▶ Directions for this task: Find every line in the records that holds the string "soit". Copy each one.
-- START Available data --
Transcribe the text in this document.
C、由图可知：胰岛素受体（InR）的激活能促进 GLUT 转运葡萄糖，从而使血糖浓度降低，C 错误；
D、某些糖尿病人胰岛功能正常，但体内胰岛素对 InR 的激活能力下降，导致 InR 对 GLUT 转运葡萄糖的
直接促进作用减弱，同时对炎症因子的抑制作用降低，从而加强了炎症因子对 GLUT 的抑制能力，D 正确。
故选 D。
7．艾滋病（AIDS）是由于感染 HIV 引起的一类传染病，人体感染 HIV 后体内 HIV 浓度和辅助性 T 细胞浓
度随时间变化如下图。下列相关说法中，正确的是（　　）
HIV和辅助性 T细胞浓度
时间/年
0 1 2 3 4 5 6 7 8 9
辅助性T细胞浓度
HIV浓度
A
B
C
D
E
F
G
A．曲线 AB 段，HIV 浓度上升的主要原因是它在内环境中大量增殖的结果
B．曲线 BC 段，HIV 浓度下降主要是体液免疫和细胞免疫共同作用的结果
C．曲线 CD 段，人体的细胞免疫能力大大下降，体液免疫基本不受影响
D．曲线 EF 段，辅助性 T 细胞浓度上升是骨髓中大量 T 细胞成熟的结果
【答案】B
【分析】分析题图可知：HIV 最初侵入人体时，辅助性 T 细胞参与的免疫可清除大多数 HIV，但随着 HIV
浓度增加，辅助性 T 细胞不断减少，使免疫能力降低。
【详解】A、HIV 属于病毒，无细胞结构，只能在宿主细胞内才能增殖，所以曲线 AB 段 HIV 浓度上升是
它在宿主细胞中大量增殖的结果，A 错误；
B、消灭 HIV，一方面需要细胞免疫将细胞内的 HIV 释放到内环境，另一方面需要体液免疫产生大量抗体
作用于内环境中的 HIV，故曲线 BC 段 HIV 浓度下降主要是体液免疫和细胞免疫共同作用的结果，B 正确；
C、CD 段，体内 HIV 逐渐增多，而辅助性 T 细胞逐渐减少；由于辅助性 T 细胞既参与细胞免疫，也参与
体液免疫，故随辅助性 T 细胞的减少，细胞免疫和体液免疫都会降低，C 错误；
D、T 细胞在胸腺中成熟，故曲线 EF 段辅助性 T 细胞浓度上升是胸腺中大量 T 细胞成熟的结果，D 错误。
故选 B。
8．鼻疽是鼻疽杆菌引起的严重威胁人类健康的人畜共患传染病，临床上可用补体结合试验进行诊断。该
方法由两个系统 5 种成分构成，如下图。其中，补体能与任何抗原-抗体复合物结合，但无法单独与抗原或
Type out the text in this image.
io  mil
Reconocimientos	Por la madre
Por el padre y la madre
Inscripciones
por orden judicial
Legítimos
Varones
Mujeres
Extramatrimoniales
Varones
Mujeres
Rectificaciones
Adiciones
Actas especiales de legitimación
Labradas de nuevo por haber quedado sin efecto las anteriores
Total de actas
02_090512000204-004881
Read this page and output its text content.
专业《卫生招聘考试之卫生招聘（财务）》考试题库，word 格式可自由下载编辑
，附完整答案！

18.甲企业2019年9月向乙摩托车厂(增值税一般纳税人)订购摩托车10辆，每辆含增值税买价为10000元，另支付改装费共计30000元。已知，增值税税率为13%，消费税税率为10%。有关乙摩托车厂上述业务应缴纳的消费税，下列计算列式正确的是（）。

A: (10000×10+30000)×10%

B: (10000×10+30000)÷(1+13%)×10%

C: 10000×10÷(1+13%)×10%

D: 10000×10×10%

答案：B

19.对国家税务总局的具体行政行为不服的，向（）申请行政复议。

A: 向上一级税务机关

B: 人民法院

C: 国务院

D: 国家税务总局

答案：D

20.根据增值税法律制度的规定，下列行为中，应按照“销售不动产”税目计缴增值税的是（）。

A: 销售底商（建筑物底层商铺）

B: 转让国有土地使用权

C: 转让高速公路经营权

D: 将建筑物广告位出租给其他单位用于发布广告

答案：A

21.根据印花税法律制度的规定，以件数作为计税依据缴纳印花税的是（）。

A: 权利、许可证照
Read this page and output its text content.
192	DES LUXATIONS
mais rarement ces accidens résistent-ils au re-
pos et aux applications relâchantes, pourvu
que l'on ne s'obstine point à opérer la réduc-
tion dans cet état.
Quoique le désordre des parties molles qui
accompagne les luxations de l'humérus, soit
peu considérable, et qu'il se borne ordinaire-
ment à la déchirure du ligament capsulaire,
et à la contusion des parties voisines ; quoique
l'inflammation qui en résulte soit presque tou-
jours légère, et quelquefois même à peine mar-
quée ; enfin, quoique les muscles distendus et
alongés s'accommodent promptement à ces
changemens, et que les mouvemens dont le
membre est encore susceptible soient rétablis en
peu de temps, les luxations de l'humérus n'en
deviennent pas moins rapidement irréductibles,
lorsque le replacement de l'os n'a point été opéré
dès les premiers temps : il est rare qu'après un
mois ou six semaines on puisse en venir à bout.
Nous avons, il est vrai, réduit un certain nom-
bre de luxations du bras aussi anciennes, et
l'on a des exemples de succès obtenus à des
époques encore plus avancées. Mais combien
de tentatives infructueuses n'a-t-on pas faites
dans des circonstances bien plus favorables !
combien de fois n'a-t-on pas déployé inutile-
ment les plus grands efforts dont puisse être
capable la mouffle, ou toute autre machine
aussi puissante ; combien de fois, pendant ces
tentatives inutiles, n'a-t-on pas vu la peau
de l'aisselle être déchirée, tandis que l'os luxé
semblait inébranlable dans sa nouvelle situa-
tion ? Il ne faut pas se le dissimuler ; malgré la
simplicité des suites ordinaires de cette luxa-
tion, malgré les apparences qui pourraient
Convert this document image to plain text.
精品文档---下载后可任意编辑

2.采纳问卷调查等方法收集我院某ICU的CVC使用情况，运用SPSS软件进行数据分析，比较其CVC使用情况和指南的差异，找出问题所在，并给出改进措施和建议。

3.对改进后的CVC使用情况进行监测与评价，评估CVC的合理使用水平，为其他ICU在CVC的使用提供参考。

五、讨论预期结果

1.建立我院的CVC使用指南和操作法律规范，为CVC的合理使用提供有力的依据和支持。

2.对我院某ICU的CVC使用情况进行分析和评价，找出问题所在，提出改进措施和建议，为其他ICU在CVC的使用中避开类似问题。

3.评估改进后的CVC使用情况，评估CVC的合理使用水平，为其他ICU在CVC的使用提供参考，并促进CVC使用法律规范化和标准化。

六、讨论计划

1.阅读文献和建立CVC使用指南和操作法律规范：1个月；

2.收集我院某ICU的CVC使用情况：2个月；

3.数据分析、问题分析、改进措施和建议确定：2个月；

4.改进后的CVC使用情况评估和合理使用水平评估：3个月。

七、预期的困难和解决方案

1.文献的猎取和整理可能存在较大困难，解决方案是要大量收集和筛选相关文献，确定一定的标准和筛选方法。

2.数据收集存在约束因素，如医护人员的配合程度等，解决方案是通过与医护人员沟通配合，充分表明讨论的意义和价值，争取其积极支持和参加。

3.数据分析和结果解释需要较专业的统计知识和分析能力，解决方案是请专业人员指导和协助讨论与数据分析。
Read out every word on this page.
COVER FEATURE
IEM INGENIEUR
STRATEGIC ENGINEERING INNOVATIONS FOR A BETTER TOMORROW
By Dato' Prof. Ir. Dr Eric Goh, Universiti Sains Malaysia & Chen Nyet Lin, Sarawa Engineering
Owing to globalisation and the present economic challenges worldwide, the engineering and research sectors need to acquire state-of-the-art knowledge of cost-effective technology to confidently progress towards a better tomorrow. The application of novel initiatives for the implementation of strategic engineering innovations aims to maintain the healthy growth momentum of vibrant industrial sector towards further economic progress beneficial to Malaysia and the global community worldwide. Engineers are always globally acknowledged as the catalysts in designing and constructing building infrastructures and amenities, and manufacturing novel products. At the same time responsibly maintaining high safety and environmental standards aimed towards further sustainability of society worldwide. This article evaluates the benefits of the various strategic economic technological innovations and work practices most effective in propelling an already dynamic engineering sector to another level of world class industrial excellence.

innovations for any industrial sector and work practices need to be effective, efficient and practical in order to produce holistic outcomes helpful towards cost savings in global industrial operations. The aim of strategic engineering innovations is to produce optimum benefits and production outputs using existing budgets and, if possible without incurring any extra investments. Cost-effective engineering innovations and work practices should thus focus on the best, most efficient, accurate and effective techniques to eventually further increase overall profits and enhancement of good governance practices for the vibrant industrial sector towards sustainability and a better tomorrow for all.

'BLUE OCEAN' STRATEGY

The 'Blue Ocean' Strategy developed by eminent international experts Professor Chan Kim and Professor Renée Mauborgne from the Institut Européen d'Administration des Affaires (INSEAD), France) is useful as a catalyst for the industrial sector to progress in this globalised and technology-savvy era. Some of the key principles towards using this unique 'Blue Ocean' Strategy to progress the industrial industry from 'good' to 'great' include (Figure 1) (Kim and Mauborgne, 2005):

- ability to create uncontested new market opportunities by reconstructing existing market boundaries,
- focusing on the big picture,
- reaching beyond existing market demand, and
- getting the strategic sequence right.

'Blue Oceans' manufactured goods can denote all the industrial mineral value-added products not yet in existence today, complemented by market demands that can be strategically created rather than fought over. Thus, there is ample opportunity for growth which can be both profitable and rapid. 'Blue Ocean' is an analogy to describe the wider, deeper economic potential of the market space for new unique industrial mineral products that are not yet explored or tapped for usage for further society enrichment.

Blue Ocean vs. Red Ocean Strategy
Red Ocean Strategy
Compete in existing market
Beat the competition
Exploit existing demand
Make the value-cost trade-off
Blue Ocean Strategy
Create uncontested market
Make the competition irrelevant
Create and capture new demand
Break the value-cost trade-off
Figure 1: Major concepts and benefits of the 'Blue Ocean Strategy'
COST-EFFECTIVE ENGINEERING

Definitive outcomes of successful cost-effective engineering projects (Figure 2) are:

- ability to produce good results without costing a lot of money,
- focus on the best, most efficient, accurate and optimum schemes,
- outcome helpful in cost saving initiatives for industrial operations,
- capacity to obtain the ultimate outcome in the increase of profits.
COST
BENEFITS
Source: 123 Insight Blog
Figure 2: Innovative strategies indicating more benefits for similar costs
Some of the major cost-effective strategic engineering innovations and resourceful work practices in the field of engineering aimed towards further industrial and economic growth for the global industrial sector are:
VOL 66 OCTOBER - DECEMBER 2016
-- END Available data --
▶ The reply:
accompagne les luxations de l'humérus, soit
l'inflammation qui en résulte soit presque tou-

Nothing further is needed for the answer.